-- Input records --
:::::

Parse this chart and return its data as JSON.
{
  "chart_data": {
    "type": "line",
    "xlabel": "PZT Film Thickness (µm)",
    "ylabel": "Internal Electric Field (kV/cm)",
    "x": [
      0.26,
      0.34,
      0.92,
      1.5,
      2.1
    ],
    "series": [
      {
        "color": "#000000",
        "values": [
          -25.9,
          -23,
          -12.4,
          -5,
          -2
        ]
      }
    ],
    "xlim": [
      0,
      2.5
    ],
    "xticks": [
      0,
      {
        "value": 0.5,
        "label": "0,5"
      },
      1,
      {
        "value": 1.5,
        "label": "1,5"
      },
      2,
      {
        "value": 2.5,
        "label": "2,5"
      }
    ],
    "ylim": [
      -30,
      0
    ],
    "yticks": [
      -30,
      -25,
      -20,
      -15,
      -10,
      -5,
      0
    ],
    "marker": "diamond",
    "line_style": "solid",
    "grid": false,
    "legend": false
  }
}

:::::

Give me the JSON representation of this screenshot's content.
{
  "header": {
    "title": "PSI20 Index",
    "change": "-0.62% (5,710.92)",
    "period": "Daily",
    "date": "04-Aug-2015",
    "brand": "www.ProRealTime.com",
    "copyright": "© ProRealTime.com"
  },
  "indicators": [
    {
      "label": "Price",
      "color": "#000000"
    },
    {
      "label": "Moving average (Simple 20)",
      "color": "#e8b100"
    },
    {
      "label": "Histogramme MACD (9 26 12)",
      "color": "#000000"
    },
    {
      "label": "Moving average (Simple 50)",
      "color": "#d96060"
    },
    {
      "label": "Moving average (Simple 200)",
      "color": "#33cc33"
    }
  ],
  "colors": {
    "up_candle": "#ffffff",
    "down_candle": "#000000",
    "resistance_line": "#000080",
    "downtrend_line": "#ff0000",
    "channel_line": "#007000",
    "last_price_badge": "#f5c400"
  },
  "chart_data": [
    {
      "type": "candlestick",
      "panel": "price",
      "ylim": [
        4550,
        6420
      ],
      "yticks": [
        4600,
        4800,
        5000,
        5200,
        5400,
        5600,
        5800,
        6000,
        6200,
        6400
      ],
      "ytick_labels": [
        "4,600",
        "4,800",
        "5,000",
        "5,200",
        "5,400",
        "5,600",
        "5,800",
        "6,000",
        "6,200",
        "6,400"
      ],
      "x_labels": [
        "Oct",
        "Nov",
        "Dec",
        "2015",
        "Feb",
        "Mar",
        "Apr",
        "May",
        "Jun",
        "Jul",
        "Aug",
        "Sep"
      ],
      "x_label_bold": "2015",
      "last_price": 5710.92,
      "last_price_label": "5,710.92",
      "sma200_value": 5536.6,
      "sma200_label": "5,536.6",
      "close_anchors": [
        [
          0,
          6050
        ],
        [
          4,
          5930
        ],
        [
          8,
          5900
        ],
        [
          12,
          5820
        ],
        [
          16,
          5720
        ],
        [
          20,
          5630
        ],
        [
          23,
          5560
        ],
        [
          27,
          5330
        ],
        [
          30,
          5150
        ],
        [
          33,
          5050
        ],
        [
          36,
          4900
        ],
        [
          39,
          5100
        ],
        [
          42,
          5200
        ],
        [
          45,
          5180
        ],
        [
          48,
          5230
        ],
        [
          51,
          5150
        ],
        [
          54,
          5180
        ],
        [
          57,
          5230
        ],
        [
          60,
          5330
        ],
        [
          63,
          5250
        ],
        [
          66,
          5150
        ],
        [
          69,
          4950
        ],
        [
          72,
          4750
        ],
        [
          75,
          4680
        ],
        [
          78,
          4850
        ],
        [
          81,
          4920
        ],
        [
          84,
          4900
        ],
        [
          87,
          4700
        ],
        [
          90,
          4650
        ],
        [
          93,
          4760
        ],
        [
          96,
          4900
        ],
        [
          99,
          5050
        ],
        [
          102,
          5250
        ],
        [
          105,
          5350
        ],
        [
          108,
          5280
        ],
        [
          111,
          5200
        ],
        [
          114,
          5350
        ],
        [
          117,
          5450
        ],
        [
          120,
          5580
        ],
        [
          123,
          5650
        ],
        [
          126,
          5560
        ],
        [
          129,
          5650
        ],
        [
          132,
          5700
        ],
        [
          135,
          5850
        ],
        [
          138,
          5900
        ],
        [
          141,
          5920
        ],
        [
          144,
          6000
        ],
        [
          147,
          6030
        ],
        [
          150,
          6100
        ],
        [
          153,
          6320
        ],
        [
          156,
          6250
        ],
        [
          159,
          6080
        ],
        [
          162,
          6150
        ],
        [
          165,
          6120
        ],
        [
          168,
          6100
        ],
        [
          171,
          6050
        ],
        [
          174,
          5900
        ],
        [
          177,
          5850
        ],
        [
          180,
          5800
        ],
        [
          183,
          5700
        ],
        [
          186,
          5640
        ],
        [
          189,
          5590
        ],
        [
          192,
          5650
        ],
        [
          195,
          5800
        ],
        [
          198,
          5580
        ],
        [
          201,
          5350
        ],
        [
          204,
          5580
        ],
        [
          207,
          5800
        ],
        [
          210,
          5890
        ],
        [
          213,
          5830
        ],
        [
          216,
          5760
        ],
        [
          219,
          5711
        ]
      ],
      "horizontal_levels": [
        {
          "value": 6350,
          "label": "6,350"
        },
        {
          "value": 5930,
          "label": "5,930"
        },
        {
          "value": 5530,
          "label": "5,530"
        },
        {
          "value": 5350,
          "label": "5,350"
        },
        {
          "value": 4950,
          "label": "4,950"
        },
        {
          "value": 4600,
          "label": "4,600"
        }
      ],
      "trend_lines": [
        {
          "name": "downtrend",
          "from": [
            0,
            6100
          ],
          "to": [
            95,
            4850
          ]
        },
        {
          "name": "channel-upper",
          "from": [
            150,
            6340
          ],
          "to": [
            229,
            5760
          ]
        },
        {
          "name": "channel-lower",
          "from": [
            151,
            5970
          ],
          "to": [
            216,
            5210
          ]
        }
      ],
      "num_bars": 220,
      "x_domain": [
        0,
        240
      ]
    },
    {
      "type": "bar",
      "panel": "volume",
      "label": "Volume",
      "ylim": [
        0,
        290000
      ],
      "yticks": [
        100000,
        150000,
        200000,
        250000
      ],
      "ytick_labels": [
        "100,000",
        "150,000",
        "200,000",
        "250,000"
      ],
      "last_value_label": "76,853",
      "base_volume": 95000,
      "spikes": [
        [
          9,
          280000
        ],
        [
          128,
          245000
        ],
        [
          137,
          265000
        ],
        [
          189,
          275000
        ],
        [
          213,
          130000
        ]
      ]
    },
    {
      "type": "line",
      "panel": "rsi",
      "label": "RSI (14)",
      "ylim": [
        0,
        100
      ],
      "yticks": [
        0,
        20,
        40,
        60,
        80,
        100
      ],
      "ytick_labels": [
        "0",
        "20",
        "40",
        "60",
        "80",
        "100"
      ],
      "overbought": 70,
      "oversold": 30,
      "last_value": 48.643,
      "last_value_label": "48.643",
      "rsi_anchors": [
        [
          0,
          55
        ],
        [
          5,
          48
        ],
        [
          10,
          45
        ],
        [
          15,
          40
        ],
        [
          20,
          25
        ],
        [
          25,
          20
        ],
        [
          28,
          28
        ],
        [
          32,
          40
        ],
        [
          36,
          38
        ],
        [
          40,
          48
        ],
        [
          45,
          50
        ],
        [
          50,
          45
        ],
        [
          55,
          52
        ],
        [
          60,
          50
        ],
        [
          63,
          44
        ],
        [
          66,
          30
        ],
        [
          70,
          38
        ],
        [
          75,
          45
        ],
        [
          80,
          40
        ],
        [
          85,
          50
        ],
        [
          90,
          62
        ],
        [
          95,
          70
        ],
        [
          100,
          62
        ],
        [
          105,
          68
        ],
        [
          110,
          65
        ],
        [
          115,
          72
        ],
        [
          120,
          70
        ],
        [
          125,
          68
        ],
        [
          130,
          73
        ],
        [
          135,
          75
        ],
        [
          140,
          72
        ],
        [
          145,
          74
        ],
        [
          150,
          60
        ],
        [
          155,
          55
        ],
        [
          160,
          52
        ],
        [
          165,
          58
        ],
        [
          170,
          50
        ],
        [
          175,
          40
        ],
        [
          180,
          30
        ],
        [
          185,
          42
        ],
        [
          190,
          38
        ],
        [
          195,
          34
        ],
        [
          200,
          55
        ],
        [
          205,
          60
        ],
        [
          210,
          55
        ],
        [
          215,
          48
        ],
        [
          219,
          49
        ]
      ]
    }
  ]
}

:::::

-- Direction --
Select and copy every line of the material that holds the string "Simple".

-- Result of the exercise --
      "label": "Moving average (Simple 20)",
      "label": "Moving average (Simple 50)",
      "label": "Moving average (Simple 200)",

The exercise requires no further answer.